I'm somewhat surprised you're not familiar with n-gate!


>dissuaded by the emotional and nonsensical conversations he was getting into here

If they were conversations, then he must have been contributing to the emotion and nonsense, otherwise he could have just ignored it.

I don't know who your engineer is, but in some professional forums, I have seen prima donnas leave in a huff because they just couldn't stand to be challenged and couldn't refrain from going off-topic by discussing the personality of the other person(s).


> If they were conversations, then he must have been contributing to the emotion and nonsense, otherwise he could have just ignored it.

This is the precisely the kind of crap I'm talking about that brings HN down, where commenters just assert facts with no information whatsoever.


The only fact asserted here is that conversation involves more than one party.


It's a bit of a balancing act. If you're too ban-happy you'll get an echo chamber (some would say that HN already is one) and if anything goes the trolls drive out serious participants. I think it's remarkable that the discussion here is as good as it is, compared to e.g. reddit or other forums.

There has to be a little room for jokes and sarcasm and "devil's advocacy," as that's part of how real people talk about things.

EXCERPTED DATA:
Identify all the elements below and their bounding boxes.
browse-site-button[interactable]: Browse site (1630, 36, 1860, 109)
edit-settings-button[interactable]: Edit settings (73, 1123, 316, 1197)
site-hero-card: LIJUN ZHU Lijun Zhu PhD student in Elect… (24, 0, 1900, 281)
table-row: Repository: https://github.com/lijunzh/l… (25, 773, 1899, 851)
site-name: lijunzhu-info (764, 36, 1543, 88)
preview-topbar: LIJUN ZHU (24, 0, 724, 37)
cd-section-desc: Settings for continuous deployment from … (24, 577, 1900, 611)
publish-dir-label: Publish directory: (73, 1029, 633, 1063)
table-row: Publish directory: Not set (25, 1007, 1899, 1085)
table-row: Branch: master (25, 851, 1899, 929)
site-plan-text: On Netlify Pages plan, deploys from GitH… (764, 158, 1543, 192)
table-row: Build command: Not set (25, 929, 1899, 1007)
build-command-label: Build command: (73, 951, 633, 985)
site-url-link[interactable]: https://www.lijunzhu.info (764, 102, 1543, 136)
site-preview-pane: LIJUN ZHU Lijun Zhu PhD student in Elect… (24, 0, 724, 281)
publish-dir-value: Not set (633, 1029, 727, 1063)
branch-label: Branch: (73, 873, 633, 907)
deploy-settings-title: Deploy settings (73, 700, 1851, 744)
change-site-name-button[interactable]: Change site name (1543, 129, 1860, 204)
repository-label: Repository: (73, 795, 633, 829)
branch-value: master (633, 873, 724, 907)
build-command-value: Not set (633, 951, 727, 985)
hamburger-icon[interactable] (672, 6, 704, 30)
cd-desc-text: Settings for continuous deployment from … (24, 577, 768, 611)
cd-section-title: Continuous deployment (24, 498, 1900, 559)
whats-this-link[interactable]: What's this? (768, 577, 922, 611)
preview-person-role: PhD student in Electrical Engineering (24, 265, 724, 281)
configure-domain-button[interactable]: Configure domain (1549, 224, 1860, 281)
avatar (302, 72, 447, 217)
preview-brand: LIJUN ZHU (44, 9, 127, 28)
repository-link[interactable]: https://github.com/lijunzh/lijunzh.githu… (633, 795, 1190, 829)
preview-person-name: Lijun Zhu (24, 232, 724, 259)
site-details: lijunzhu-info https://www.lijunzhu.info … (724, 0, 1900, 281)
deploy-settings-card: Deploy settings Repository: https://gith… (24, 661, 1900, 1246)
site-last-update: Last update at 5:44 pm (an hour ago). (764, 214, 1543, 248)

REQUIRED TASK 1:
Answer the following from the comment thread:
(a) With what is the first commenter surprised the reader is not familiar?
(b) According to the reply beginning "The only fact asserted here," what is the only fact asserted?
(c) Which site is named as a comparison when the discussion here is called remarkably good?
REQUIRED TASK 2: Set down the passage of the comment thread starting with "It's a bit of" and going on through "talk about things.", reproducing it character for character.
The items are not required for any of this work.

EXERCISE OUTPUT 1:
(a) n-gate
(b) That conversation involves more than one party.
(c) Reddit

EXERCISE OUTPUT 2:
It's a bit of a balancing act. If you're too ban-happy you'll get an echo chamber (some would say that HN already is one) and if anything goes the trolls drive out serious participants. I think it's remarkable that the discussion here is as good as it is, compared to e.g. reddit or other forums.

There has to be a little room for jokes and sarcasm and "devil's advocacy," as that's part of how real people talk about things.